Records to process ::
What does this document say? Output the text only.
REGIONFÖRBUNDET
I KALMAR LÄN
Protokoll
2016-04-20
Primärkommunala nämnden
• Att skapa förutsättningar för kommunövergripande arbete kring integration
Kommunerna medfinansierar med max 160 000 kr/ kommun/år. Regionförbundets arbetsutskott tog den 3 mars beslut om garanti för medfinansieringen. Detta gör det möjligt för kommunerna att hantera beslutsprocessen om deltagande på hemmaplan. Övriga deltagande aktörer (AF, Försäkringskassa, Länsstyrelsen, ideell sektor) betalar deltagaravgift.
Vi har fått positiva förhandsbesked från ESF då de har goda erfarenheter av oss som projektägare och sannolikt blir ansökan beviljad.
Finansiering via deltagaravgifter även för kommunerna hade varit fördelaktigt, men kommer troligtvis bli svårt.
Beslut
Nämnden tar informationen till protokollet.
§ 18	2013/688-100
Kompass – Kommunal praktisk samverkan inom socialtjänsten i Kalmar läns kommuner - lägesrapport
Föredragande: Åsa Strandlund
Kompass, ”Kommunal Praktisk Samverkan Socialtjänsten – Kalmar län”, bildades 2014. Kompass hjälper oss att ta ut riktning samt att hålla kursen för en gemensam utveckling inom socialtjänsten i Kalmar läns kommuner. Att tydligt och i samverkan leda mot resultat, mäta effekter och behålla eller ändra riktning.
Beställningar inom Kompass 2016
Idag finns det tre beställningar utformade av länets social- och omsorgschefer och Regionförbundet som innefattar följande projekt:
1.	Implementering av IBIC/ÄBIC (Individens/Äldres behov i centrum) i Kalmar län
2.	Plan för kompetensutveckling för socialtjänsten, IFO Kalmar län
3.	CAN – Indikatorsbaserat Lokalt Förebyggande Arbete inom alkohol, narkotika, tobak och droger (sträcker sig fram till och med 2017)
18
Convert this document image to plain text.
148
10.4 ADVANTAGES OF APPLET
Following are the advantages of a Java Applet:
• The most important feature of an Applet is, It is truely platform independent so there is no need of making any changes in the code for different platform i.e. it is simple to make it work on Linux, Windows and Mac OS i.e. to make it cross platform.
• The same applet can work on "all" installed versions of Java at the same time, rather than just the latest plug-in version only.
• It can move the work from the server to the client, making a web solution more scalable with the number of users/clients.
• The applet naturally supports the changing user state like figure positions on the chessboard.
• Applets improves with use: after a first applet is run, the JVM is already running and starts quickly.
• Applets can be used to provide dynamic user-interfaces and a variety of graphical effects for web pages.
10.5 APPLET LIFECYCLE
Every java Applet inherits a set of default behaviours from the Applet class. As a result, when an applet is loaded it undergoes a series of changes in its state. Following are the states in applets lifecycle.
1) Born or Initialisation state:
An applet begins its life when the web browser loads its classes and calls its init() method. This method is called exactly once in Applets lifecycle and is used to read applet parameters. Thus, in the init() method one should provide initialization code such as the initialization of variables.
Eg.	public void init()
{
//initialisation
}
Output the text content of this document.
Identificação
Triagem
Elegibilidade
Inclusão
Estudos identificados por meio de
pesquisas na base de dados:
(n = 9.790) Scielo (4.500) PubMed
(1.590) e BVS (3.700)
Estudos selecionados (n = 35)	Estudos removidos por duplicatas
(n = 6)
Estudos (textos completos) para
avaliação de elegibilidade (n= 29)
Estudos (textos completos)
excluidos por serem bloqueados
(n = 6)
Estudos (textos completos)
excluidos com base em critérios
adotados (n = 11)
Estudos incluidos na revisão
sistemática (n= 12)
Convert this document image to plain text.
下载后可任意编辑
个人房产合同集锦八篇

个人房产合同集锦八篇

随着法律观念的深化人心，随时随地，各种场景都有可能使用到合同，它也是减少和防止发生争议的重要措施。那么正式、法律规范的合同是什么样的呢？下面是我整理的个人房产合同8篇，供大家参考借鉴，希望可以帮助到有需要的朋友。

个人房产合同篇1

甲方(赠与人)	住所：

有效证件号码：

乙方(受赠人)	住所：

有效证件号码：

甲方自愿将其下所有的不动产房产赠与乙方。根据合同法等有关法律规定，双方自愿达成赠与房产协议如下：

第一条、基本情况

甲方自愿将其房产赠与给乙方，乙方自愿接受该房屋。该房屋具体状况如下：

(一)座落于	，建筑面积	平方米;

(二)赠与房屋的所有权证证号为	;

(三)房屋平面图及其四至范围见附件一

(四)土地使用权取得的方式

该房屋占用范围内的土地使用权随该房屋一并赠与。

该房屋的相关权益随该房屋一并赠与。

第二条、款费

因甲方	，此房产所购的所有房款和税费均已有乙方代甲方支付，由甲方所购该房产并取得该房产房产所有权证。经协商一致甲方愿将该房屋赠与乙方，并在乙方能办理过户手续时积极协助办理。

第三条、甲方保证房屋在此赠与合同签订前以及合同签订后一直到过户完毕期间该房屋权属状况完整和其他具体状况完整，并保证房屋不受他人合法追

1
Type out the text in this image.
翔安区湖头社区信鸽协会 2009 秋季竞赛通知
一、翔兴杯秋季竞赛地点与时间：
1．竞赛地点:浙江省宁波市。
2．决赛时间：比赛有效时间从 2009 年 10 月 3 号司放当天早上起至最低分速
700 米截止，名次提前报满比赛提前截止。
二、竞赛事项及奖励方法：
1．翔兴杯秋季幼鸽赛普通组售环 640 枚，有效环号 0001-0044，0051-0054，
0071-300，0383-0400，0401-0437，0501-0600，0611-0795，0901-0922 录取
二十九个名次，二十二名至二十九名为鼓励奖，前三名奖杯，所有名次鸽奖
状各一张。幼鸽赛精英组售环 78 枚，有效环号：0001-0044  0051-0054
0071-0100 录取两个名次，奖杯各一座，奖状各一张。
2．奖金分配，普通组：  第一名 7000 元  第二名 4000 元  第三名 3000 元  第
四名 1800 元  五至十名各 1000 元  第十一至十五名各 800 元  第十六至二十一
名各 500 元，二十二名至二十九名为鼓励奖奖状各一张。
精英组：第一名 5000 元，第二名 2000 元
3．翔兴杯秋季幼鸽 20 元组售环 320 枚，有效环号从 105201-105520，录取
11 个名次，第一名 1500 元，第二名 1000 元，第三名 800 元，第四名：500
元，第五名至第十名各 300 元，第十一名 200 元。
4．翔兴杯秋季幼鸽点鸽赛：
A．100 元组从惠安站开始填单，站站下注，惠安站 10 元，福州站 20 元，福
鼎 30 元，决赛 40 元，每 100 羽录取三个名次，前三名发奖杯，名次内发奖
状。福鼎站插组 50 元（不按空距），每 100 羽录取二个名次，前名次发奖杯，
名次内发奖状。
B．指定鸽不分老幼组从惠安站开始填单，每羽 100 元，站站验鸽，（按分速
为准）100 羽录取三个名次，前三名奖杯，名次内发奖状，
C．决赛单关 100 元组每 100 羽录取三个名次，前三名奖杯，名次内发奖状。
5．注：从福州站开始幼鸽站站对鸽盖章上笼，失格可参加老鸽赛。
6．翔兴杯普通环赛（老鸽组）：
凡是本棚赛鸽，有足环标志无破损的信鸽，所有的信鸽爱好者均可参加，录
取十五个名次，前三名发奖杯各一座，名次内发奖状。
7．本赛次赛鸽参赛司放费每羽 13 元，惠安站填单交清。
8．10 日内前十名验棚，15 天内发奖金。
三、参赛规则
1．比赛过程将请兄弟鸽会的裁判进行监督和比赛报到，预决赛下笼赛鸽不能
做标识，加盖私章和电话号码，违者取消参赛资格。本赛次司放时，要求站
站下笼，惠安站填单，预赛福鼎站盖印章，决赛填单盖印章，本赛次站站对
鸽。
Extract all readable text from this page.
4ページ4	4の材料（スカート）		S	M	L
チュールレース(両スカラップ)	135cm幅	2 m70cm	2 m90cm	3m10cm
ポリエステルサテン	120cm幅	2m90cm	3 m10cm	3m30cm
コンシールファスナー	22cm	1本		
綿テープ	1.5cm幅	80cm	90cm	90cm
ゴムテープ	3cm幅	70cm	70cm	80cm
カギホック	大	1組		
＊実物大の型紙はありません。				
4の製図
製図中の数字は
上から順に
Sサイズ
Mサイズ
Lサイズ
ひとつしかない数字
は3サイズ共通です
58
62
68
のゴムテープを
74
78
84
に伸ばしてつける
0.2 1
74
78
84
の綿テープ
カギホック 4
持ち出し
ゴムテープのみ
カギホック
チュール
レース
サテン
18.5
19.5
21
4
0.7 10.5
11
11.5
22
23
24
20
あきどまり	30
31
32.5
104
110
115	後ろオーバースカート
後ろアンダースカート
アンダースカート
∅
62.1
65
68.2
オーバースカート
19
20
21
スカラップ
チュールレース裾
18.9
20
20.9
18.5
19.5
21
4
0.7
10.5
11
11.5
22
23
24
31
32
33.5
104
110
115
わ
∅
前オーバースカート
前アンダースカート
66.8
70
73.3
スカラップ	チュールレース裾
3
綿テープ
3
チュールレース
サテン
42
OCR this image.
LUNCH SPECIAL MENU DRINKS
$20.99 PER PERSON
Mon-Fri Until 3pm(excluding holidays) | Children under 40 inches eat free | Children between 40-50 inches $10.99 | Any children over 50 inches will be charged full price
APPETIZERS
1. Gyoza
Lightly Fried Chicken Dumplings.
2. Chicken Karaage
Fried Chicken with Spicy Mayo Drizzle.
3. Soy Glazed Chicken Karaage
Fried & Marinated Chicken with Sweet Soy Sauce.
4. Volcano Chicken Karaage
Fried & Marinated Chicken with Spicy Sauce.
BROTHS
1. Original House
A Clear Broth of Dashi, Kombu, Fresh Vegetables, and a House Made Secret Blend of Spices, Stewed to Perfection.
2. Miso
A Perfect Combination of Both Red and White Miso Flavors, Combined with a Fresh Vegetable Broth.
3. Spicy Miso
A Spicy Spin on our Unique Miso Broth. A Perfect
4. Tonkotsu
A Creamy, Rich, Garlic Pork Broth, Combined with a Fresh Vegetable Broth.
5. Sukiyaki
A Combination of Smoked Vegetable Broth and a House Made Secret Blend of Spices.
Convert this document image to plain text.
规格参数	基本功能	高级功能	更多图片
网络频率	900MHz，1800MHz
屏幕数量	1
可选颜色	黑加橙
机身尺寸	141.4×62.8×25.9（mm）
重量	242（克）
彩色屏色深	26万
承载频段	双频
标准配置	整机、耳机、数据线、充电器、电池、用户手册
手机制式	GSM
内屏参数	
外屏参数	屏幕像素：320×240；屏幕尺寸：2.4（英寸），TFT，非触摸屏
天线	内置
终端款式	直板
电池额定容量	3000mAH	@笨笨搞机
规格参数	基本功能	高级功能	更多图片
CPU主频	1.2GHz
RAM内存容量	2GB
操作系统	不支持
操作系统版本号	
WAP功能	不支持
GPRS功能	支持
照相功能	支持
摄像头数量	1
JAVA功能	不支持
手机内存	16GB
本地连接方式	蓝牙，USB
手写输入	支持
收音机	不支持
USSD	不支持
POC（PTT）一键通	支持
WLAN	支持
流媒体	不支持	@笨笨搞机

The request ::
Gather each line holding the string "Spices".

Exercise solution ::
A Clear Broth of Dashi, Kombu, Fresh Vegetables, and a House Made Secret Blend of Spices, Stewed to Perfection.
A Combination of Smoked Vegetable Broth and a House Made Secret Blend of Spices.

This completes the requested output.